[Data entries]
· · ·

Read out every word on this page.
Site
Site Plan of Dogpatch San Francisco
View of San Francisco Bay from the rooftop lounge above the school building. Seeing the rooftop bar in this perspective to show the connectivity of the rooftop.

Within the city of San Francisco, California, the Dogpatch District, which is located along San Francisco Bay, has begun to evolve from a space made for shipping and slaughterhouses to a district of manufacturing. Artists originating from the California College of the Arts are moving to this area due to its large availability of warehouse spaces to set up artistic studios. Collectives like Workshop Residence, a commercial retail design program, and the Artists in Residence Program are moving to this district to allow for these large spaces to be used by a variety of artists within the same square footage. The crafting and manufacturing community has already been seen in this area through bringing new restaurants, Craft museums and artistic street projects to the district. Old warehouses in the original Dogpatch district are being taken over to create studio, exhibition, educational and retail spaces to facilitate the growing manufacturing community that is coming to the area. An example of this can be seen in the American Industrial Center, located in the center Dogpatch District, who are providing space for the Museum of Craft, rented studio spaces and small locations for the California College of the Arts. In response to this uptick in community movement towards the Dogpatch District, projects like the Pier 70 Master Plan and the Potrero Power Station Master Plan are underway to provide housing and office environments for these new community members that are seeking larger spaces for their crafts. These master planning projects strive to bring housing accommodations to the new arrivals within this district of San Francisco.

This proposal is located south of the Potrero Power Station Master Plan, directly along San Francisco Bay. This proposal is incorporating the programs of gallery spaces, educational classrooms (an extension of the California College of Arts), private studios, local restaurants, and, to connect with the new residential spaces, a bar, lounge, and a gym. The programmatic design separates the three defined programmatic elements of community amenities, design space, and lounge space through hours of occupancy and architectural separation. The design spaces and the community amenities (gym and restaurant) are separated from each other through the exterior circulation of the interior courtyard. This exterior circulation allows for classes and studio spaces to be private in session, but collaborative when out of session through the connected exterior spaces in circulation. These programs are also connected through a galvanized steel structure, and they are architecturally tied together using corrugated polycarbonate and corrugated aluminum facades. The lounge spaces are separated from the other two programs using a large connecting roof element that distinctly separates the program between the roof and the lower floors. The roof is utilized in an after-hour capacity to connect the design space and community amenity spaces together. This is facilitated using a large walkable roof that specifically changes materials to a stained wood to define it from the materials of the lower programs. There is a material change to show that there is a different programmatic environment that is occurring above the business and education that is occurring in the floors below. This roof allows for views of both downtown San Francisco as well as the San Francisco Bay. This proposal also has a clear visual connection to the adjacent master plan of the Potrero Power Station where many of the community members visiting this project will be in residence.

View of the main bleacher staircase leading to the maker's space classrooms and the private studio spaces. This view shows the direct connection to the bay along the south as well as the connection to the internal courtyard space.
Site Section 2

· · ·

## WORK TO BE COMPLETED
Each line that contains the string "Site" counts once; say how many there are and nothing else.

## SOLUTION FOR THIS EXERCISE
3